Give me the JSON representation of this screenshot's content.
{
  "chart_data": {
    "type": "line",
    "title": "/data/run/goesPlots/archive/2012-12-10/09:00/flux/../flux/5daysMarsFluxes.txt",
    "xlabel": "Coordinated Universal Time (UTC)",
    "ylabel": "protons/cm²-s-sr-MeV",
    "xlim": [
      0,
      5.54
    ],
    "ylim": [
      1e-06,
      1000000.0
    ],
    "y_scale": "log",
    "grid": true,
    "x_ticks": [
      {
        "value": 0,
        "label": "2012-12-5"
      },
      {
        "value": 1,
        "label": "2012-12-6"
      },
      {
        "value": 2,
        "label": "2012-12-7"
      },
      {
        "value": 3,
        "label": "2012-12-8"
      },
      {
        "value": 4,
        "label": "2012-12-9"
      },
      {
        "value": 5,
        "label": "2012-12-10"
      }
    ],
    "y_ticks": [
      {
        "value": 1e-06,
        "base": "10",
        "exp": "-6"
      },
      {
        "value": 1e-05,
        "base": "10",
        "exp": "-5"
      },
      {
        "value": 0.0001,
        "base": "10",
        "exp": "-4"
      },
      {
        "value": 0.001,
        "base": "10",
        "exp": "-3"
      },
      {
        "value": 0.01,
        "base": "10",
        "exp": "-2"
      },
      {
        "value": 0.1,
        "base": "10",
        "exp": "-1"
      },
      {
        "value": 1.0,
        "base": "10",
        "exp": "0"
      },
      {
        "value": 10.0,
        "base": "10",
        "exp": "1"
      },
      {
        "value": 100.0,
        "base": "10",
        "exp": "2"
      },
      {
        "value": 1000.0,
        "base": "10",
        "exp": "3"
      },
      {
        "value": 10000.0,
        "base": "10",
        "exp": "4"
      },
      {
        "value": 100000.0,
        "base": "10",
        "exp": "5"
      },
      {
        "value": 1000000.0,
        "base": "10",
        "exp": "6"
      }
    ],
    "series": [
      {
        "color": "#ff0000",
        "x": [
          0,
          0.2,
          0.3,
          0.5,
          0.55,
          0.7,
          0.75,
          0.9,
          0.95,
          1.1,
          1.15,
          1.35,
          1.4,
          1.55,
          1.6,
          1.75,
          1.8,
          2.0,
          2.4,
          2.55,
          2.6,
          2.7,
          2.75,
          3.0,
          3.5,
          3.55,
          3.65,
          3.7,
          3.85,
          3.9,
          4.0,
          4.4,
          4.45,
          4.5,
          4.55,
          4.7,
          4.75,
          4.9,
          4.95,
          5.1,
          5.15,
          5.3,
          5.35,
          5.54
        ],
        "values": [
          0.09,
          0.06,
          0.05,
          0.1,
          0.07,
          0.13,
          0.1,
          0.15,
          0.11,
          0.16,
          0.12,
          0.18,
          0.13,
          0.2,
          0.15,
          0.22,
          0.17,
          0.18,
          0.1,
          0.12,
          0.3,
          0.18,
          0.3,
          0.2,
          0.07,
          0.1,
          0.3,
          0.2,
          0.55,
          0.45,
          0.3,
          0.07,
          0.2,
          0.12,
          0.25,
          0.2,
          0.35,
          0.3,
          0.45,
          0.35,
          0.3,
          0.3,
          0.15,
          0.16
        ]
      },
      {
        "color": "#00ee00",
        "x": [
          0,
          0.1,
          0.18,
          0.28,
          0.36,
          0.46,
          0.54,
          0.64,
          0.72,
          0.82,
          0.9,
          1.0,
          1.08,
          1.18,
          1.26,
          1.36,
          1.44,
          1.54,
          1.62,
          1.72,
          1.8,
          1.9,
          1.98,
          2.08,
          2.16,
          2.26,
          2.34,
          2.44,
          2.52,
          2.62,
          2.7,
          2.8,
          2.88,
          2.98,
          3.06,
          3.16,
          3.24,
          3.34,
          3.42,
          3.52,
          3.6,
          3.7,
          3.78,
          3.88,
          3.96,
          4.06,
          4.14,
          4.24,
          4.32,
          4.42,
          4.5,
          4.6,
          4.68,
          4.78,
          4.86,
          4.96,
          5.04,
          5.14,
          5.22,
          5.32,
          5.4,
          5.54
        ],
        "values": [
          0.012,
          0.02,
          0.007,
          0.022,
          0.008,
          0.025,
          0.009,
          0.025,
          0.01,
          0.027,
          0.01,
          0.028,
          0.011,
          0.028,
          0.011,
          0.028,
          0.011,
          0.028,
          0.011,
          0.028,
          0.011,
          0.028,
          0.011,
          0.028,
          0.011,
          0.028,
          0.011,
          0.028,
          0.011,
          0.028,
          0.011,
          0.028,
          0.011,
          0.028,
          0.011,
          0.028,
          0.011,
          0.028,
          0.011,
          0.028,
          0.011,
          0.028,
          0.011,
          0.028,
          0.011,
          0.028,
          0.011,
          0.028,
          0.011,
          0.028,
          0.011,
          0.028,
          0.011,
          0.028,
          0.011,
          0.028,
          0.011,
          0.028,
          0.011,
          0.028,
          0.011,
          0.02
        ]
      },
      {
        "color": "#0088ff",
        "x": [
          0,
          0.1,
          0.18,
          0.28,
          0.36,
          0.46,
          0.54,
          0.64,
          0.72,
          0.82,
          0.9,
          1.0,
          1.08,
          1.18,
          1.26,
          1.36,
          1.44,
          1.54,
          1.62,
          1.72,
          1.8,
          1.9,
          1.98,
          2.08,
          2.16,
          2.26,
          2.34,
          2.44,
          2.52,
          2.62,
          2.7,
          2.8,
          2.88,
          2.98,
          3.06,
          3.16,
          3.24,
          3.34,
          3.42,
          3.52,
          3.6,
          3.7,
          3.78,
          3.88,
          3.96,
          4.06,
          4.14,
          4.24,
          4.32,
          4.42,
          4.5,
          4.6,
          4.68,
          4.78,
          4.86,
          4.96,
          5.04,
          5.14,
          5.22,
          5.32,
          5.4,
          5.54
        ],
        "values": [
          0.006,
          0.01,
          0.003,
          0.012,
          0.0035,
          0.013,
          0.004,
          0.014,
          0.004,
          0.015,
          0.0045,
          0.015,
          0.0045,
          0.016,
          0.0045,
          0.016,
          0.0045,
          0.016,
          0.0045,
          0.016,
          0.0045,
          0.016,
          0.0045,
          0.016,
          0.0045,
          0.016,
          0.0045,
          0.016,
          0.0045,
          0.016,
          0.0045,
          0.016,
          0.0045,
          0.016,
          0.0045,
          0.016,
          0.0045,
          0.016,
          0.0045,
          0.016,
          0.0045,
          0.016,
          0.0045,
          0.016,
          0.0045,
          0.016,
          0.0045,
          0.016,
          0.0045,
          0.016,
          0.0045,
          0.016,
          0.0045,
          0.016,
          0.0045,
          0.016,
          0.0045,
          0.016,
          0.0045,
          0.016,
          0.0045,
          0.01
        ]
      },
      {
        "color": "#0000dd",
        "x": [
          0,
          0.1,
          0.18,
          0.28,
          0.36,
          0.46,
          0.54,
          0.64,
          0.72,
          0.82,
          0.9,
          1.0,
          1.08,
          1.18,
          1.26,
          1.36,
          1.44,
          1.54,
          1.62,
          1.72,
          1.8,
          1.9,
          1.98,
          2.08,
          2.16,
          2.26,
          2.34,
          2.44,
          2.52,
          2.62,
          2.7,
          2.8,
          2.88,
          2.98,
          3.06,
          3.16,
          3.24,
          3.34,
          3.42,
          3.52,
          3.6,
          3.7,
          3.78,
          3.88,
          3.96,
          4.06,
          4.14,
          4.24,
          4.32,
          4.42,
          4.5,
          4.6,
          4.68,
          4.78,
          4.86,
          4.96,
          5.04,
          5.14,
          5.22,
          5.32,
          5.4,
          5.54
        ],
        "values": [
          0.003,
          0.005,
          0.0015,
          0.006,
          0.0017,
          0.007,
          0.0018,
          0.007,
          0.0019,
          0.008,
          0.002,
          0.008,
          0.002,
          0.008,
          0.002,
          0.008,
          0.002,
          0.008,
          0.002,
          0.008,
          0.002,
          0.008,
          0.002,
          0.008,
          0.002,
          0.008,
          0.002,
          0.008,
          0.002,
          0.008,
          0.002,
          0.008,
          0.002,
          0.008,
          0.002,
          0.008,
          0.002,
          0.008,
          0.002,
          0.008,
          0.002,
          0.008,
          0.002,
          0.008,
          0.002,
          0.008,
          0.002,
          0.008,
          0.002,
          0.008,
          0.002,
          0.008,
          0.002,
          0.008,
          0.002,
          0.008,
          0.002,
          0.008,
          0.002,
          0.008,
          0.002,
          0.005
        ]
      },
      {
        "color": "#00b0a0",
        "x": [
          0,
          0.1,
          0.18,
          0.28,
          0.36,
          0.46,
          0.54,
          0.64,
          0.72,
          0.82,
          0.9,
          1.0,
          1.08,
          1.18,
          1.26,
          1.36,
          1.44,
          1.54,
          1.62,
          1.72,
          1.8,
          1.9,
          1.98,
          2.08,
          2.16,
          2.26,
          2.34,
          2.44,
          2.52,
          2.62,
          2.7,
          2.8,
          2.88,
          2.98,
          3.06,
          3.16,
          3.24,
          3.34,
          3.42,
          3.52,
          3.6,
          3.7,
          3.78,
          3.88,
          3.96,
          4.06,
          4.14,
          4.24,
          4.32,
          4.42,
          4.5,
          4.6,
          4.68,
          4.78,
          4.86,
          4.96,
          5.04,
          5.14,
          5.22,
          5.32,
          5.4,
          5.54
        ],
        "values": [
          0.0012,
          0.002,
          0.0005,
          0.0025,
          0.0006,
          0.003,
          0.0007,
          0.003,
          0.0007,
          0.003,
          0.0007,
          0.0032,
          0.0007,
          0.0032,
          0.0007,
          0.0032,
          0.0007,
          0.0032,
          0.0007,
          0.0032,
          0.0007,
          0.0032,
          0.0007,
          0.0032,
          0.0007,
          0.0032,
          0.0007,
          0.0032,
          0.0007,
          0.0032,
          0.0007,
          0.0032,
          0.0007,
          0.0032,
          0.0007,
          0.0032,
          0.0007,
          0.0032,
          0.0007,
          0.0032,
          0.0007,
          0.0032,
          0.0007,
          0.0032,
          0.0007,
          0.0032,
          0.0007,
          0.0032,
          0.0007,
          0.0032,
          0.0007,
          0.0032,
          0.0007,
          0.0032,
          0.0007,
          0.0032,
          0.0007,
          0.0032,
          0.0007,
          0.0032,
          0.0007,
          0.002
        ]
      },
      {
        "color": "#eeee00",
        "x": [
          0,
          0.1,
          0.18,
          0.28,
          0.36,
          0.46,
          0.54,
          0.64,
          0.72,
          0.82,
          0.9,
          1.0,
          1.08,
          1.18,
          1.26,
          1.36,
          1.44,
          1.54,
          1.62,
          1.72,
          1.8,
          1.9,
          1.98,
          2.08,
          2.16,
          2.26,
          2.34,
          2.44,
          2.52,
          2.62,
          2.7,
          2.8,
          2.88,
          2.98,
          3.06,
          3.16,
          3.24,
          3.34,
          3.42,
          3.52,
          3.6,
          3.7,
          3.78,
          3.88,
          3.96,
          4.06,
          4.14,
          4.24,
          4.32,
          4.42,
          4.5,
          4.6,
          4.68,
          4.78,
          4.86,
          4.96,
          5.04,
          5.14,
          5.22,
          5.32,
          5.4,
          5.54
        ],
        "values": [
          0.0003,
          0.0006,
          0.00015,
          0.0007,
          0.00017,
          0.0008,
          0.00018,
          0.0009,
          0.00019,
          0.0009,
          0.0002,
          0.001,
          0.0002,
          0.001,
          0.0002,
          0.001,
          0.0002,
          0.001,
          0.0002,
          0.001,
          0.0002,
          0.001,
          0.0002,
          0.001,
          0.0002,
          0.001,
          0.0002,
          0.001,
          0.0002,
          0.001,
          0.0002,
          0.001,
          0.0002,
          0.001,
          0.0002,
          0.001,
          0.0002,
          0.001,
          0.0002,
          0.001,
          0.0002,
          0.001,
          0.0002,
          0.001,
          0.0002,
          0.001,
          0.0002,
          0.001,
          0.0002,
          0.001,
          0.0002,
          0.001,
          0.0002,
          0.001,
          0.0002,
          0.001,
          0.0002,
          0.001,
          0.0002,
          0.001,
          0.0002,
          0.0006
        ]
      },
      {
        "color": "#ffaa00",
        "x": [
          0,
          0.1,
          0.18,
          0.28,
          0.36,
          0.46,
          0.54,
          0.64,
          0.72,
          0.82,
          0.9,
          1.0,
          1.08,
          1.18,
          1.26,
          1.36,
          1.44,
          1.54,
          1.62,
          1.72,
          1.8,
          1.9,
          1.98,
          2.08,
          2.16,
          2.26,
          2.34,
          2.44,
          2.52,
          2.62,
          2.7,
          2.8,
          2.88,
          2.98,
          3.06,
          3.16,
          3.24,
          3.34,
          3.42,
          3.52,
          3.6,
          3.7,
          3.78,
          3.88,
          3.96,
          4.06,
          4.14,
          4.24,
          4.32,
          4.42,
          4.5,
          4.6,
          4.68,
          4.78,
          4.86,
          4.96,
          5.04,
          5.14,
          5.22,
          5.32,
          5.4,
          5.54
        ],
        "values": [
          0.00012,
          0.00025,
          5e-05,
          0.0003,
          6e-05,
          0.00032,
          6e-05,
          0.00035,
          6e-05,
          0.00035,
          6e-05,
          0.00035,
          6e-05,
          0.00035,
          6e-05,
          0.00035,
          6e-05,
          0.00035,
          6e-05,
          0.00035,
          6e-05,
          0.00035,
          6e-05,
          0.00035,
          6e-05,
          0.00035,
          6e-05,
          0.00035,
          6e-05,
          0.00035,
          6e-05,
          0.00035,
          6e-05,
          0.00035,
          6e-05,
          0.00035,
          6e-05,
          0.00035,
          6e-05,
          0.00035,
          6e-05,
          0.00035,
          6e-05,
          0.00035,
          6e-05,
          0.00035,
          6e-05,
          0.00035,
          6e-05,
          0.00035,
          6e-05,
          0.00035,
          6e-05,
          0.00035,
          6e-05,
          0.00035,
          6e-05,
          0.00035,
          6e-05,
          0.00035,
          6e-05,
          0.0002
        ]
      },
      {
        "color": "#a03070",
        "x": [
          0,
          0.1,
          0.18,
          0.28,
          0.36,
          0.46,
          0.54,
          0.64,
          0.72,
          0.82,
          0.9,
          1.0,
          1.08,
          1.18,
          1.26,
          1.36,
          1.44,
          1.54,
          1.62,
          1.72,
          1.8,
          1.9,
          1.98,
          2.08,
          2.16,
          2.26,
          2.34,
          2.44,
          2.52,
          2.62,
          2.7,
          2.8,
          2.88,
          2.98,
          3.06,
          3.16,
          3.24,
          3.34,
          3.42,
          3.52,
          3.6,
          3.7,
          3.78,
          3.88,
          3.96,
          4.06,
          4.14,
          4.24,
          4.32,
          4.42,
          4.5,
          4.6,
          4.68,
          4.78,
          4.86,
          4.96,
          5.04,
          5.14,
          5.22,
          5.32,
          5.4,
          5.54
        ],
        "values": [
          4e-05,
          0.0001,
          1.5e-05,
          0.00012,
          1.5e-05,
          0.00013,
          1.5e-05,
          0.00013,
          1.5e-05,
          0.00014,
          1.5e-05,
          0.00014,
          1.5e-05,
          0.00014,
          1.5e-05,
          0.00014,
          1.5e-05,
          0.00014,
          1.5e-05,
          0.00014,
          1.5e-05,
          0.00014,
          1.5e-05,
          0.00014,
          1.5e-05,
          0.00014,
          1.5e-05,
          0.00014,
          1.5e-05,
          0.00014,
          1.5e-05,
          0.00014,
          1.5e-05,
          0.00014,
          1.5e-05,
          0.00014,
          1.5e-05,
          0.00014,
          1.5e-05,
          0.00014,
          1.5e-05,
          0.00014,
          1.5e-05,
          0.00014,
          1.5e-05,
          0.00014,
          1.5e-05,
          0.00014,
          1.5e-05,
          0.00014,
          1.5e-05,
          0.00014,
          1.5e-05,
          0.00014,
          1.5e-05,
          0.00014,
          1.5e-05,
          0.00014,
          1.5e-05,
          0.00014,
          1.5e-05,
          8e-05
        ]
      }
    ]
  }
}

▬▬▬▬▬▬

§ Task description: What number of lines in the records contain the word "color"? Answer with that number alone.

§ Solved problem: 8